Supplied records:
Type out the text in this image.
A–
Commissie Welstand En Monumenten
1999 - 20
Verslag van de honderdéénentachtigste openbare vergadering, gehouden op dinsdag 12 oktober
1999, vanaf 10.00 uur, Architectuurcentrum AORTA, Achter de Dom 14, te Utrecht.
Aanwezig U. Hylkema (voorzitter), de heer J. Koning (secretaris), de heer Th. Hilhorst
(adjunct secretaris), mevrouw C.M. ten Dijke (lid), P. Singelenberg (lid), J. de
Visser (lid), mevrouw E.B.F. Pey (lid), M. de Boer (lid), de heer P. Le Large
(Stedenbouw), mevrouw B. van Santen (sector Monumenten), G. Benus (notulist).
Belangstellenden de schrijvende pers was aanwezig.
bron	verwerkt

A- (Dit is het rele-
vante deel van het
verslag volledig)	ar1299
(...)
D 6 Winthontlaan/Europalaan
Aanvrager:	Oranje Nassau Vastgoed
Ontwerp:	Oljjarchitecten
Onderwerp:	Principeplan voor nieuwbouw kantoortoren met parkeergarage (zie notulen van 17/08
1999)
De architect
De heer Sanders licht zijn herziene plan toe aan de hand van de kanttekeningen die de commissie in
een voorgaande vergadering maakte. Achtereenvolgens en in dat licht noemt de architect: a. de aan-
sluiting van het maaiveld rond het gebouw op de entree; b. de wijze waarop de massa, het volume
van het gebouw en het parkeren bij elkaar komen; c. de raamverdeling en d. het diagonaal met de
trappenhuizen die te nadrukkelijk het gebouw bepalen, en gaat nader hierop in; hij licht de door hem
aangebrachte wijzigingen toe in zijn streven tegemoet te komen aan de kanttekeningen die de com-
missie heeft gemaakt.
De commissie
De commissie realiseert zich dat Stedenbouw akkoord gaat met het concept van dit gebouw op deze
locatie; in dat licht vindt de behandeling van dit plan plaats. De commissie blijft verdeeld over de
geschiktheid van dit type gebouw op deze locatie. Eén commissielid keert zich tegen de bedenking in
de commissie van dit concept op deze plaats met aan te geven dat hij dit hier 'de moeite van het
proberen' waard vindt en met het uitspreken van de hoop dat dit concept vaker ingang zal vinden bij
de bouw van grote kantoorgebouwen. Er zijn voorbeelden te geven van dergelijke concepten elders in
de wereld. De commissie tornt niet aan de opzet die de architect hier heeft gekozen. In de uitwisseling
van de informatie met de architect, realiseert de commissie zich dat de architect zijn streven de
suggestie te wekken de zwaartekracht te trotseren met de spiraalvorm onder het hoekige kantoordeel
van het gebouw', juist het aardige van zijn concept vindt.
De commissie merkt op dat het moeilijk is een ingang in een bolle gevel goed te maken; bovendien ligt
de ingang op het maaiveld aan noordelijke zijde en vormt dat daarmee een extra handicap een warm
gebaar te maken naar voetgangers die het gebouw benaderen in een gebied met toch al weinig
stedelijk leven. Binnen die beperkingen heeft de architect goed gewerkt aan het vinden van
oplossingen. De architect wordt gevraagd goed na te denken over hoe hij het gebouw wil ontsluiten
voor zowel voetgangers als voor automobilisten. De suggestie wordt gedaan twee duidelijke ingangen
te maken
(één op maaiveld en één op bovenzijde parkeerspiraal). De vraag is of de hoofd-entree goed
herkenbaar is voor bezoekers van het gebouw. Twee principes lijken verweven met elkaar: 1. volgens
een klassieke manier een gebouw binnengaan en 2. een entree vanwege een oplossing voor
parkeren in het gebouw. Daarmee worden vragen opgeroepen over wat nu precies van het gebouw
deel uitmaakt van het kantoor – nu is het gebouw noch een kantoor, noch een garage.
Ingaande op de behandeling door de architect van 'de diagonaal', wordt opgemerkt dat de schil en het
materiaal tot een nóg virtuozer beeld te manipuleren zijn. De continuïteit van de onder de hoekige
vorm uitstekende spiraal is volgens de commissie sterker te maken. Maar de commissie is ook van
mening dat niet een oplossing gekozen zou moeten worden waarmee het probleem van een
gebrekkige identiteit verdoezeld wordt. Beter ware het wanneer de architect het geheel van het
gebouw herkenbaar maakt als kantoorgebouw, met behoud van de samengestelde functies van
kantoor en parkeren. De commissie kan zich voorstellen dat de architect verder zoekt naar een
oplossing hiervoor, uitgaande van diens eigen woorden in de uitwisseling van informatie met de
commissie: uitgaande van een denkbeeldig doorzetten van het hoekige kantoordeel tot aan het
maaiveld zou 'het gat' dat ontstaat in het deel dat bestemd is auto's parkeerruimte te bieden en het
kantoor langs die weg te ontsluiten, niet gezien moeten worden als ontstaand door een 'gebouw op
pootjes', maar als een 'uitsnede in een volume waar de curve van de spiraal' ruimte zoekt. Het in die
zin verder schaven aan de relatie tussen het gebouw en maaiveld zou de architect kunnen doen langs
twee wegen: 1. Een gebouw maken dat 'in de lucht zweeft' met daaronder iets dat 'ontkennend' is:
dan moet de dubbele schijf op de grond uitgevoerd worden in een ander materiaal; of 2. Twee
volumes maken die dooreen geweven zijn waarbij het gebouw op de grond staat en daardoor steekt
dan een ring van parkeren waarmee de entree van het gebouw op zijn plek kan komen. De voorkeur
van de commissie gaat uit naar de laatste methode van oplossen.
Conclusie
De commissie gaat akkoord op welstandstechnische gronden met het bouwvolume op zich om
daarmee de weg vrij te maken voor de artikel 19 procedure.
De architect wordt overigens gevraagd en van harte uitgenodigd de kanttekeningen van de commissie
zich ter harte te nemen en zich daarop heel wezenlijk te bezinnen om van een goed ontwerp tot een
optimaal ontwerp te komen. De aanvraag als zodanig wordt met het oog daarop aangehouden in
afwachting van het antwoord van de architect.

Work instructions: Check the data for the word "kantoordeel" and pull out the lines that have it.

Result:
suggestie te wekken de zwaartekracht te trotseren met de spiraalvorm onder het hoekige kantoordeel
commissie: uitgaande van een denkbeeldig doorzetten van het hoekige kantoordeel tot aan het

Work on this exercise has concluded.